━━━ Data excerpts ━━━

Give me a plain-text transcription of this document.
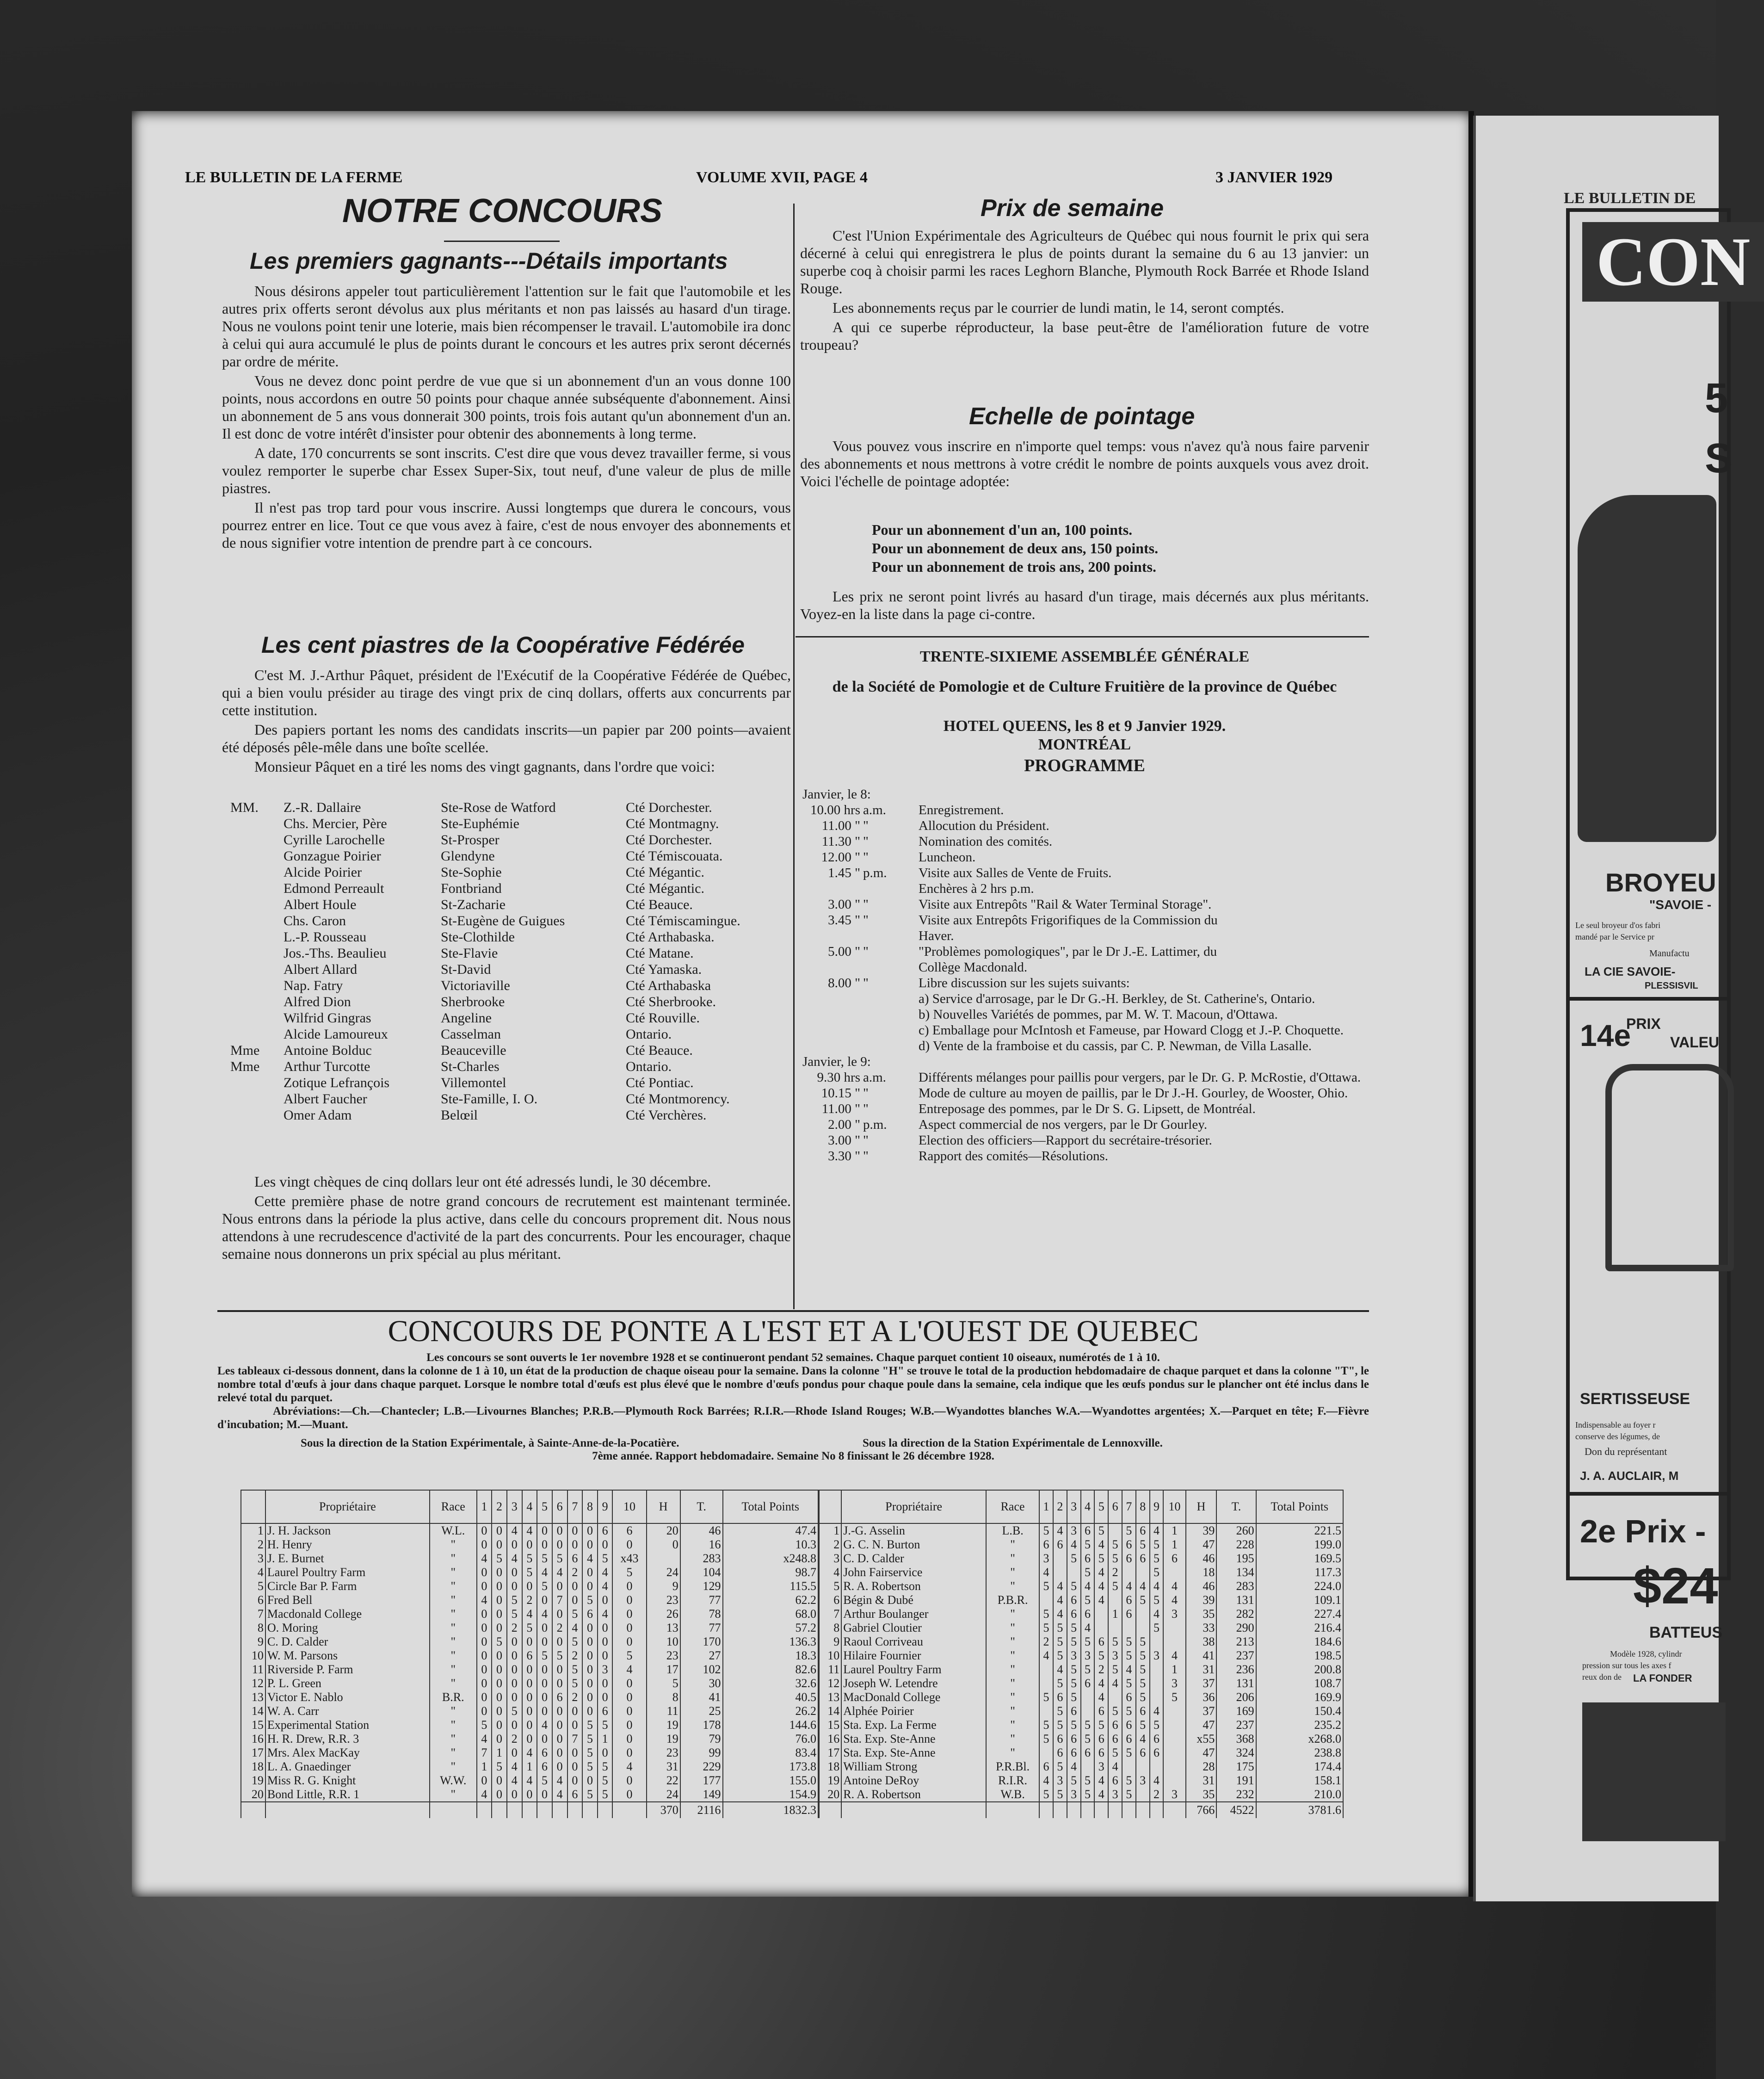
LE BULLETIN DE LA FERME	VOLUME XVII, PAGE 4	3 JANVIER 1929
NOTRE CONCOURS
Les premiers gagnants---Détails importants

Nous désirons appeler tout particulièrement l'attention sur le fait que l'automobile et les autres prix offerts seront dévolus aux plus méritants et non pas laissés au hasard d'un tirage. Nous ne voulons point tenir une loterie, mais bien récompenser le travail. L'automobile ira donc à celui qui aura accumulé le plus de points durant le concours et les autres prix seront décernés par ordre de mérite.

Vous ne devez donc point perdre de vue que si un abonnement d'un an vous donne 100 points, nous accordons en outre 50 points pour chaque année subséquente d'abonnement. Ainsi un abonnement de 5 ans vous donnerait 300 points, trois fois autant qu'un abonnement d'un an. Il est donc de votre intérêt d'insister pour obtenir des abonnements à long terme.

A date, 170 concurrents se sont inscrits. C'est dire que vous devez travailler ferme, si vous voulez remporter le superbe char Essex Super-Six, tout neuf, d'une valeur de plus de mille piastres.

Il n'est pas trop tard pour vous inscrire. Aussi longtemps que durera le concours, vous pourrez entrer en lice. Tout ce que vous avez à faire, c'est de nous envoyer des abonnements et de nous signifier votre intention de prendre part à ce concours.

Les cent piastres de la Coopérative Fédérée

C'est M. J.-Arthur Pâquet, président de l'Exécutif de la Coopérative Fédérée de Québec, qui a bien voulu présider au tirage des vingt prix de cinq dollars, offerts aux concurrents par cette institution.

Des papiers portant les noms des candidats inscrits—un papier par 200 points—avaient été déposés pêle-mêle dans une boîte scellée.

Monsieur Pâquet en a tiré les noms des vingt gagnants, dans l'ordre que voici:

MM.	Z.-R. Dallaire	Ste-Rose de Watford	Cté Dorchester.
Chs. Mercier, Père	Ste-Euphémie	Cté Montmagny.
Cyrille Larochelle	St-Prosper	Cté Dorchester.
Gonzague Poirier	Glendyne	Cté Témiscouata.
Alcide Poirier	Ste-Sophie	Cté Mégantic.
Edmond Perreault	Fontbriand	Cté Mégantic.
Albert Houle	St-Zacharie	Cté Beauce.
Chs. Caron	St-Eugène de Guigues	Cté Témiscamingue.
L.-P. Rousseau	Ste-Clothilde	Cté Arthabaska.
Jos.-Ths. Beaulieu	Ste-Flavie	Cté Matane.
Albert Allard	St-David	Cté Yamaska.
Nap. Fatry	Victoriaville	Cté Arthabaska
Alfred Dion	Sherbrooke	Cté Sherbrooke.
Wilfrid Gingras	Angeline	Cté Rouville.
Alcide Lamoureux	Casselman	Ontario.
Mme	Antoine Bolduc	Beauceville	Cté Beauce.
Mme	Arthur Turcotte	St-Charles	Ontario.
Zotique Lefrançois	Villemontel	Cté Pontiac.
Albert Faucher	Ste-Famille, I. O.	Cté Montmorency.
Omer Adam	Belœil	Cté Verchères.

Les vingt chèques de cinq dollars leur ont été adressés lundi, le 30 décembre.

Cette première phase de notre grand concours de recrutement est maintenant terminée. Nous entrons dans la période la plus active, dans celle du concours proprement dit. Nous nous attendons à une recrudescence d'activité de la part des concurrents. Pour les encourager, chaque semaine nous donnerons un prix spécial au plus méritant.

Prix de semaine

C'est l'Union Expérimentale des Agriculteurs de Québec qui nous fournit le prix qui sera décerné à celui qui enregistrera le plus de points durant la semaine du 6 au 13 janvier: un superbe coq à choisir parmi les races Leghorn Blanche, Plymouth Rock Barrée et Rhode Island Rouge.

Les abonnements reçus par le courrier de lundi matin, le 14, seront comptés.

A qui ce superbe réproducteur, la base peut-être de l'amélioration future de votre troupeau?

Echelle de pointage

Vous pouvez vous inscrire en n'importe quel temps: vous n'avez qu'à nous faire parvenir des abonnements et nous mettrons à votre crédit le nombre de points auxquels vous avez droit. Voici l'échelle de pointage adoptée:

Pour un abonnement d'un an, 100 points.
Pour un abonnement de deux ans, 150 points.
Pour un abonnement de trois ans, 200 points.

Les prix ne seront point livrés au hasard d'un tirage, mais décernés aux plus méritants. Voyez-en la liste dans la page ci-contre.

TRENTE-SIXIEME ASSEMBLÉE GÉNÉRALE
de la Société de Pomologie et de Culture Fruitière de la province de Québec
HOTEL QUEENS, les 8 et 9 Janvier 1929.
MONTRÉAL
PROGRAMME
Janvier, le 8:
10.00 hrs a.m.	Enregistrement.
11.00 " "	Allocution du Président.
11.30 " "	Nomination des comités.
12.00 " "	Luncheon.
1.45 " p.m.	Visite aux Salles de Vente de Fruits.
Enchères à 2 hrs p.m.
3.00 " "	Visite aux Entrepôts "Rail & Water Terminal Storage".
3.45 " "	Visite aux Entrepôts Frigorifiques de la Commission du
Haver.
5.00 " "	"Problèmes pomologiques", par le Dr J.-E. Lattimer, du
Collège Macdonald.
8.00 " "	Libre discussion sur les sujets suivants:
a) Service d'arrosage, par le Dr G.-H. Berkley, de St. Catherine's, Ontario.
b) Nouvelles Variétés de pommes, par M. W. T. Macoun, d'Ottawa.
c) Emballage pour McIntosh et Fameuse, par Howard Clogg et J.-P. Choquette.
d) Vente de la framboise et du cassis, par C. P. Newman, de Villa Lasalle.
Janvier, le 9:
9.30 hrs a.m.	Différents mélanges pour paillis pour vergers, par le Dr. G. P. McRostie, d'Ottawa.
10.15 " "	Mode de culture au moyen de paillis, par le Dr J.-H. Gourley, de Wooster, Ohio.
11.00 " "	Entreposage des pommes, par le Dr S. G. Lipsett, de Montréal.
2.00 " p.m.	Aspect commercial de nos vergers, par le Dr Gourley.
3.00 " "	Election des officiers—Rapport du secrétaire-trésorier.
3.30 " "	Rapport des comités—Résolutions.
CONCOURS DE PONTE A L'EST ET A L'OUEST DE QUEBEC
Les concours se sont ouverts le 1er novembre 1928 et se continueront pendant 52 semaines. Chaque parquet contient 10 oiseaux, numérotés de 1 à 10.
Les tableaux ci-dessous donnent, dans la colonne de 1 à 10, un état de la production de chaque oiseau pour la semaine. Dans la colonne "H" se trouve le total de la production hebdomadaire de chaque parquet et dans la colonne "T", le nombre total d'œufs à jour dans chaque parquet. Lorsque le nombre total d'œufs est plus élevé que le nombre d'œufs pondus pour chaque poule dans la semaine, cela indique que les œufs pondus sur le plancher ont été inclus dans le relevé total du parquet.
Abréviations:—Ch.—Chantecler; L.B.—Livournes Blanches; P.R.B.—Plymouth Rock Barrées; R.I.R.—Rhode Island Rouges; W.B.—Wyandottes blanches W.A.—Wyandottes argentées; X.—Parquet en tête; F.—Fièvre d'incubation; M.—Muant.
Sous la direction de la Station Expérimentale, à Sainte-Anne-de-la-Pocatière.	Sous la direction de la Station Expérimentale de Lennoxville.
7ème année. Rapport hebdomadaire. Semaine No 8 finissant le 26 décembre 1928.
	Propriétaire	Race	1	2	3	4	5	6	7	8	9	10	H	T.	Total Points
1	J. H. Jackson	W.L.	0	0	4	4	0	0	0	0	6	6	20	46	47.4
2	H. Henry	"	0	0	0	0	0	0	0	0	0	0	0	16	10.3
3	J. E. Burnet	"	4	5	4	5	5	5	6	4	5	x43		283	x248.8
4	Laurel Poultry Farm	"	0	0	0	5	4	4	2	0	4	5	24	104	98.7
5	Circle Bar P. Farm	"	0	0	0	0	5	0	0	0	4	0	9	129	115.5
6	Fred Bell	"	4	0	5	2	0	7	0	5	0	0	23	77	62.2
7	Macdonald College	"	0	0	5	4	4	0	5	6	4	0	26	78	68.0
8	O. Moring	"	0	0	2	5	0	2	4	0	0	0	13	77	57.2
9	C. D. Calder	"	0	5	0	0	0	0	5	0	0	0	10	170	136.3
10	W. M. Parsons	"	0	0	0	6	5	5	2	0	0	5	23	27	18.3
11	Riverside P. Farm	"	0	0	0	0	0	0	5	0	3	4	17	102	82.6
12	P. L. Green	"	0	0	0	0	0	0	5	0	0	0	5	30	32.6
13	Victor E. Nablo	B.R.	0	0	0	0	0	6	2	0	0	0	8	41	40.5
14	W. A. Carr	"	0	0	5	0	0	0	0	0	6	0	11	25	26.2
15	Experimental Station	"	5	0	0	0	4	0	0	5	5	0	19	178	144.6
16	H. R. Drew, R.R. 3	"	4	0	2	0	0	0	7	5	1	0	19	79	76.0
17	Mrs. Alex MacKay	"	7	1	0	4	6	0	0	5	0	0	23	99	83.4
18	L. A. Gnaedinger	"	1	5	4	1	6	0	0	5	5	4	31	229	173.8
19	Miss R. G. Knight	W.W.	0	0	4	4	5	4	0	0	5	0	22	177	155.0
20	Bond Little, R.R. 1	"	4	0	0	0	0	4	6	5	5	0	24	149	154.9
													370	2116	1832.3
	Propriétaire	Race	1	2	3	4	5	6	7	8	9	10	H	T.	Total Points
1	J.-G. Asselin	L.B.	5	4	3	6	5		5	6	4	1	39	260	221.5
2	G. C. N. Burton	"	6	6	4	5	4	5	6	5	5	1	47	228	199.0
3	C. D. Calder	"	3		5	6	5	5	6	6	5	6	46	195	169.5
4	John Fairservice	"	4			5	4	2			5		18	134	117.3
5	R. A. Robertson	"	5	4	5	4	4	5	4	4	4	4	46	283	224.0
6	Bégin & Dubé	P.B.R.		4	6	5	4		6	5	5	4	39	131	109.1
7	Arthur Boulanger	"	5	4	6	6		1	6		4	3	35	282	227.4
8	Gabriel Cloutier	"	5	5	5	4					5		33	290	216.4
9	Raoul Corriveau	"	2	5	5	5	6	5	5	5			38	213	184.6
10	Hilaire Fournier	"	4	5	3	3	5	3	5	5	3	4	41	237	198.5
11	Laurel Poultry Farm	"		4	5	5	2	5	4	5		1	31	236	200.8
12	Joseph W. Letendre	"		5	5	6	4	4	5	5		3	37	131	108.7
13	MacDonald College	"	5	6	5		4		6	5		5	36	206	169.9
14	Alphée Poirier	"		5	6		6	5	5	6	4		37	169	150.4
15	Sta. Exp. La Ferme	"	5	5	5	5	5	6	6	5	5		47	237	235.2
16	Sta. Exp. Ste-Anne	"	5	6	6	5	6	6	6	4	6		x55	368	x268.0
17	Sta. Exp. Ste-Anne	"		6	6	6	6	5	5	6	6		47	324	238.8
18	William Strong	P.R.Bl.	6	5	4		3	4					28	175	174.4
19	Antoine DeRoy	R.I.R.	4	3	5	5	4	6	5	3	4		31	191	158.1
20	R. A. Robertson	W.B.	5	5	3	5	4	3	5		2	3	35	232	210.0
													766	4522	3781.6
LE BULLETIN DE
CON
5
S
BROYEU
"SAVOIE -
Le seul broyeur d'os fabri
mandé par le Service pr
Manufactu
LA CIE SAVOIE-
PLESSISVIL
14e
PRIX
VALEU
SERTISSEUSE
Indispensable au foyer r
conserve des légumes, de
Don du représentant
J. A. AUCLAIR, M
2e Prix -
$24
BATTEUS
Modèle 1928, cylindr
pression sur tous les axes f
reux don de LA FONDER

━━━

Show the lines from the data above that contain the string "Pâquet".

C'est M. J.-Arthur Pâquet, président de l'Exécutif de la Coopérative Fédérée de Québec, qui a bien voulu présider au tirage des vingt prix de cinq dollars, offerts aux concurrents par cette institution.
Monsieur Pâquet en a tiré les noms des vingt gagnants, dans l'ordre que voici:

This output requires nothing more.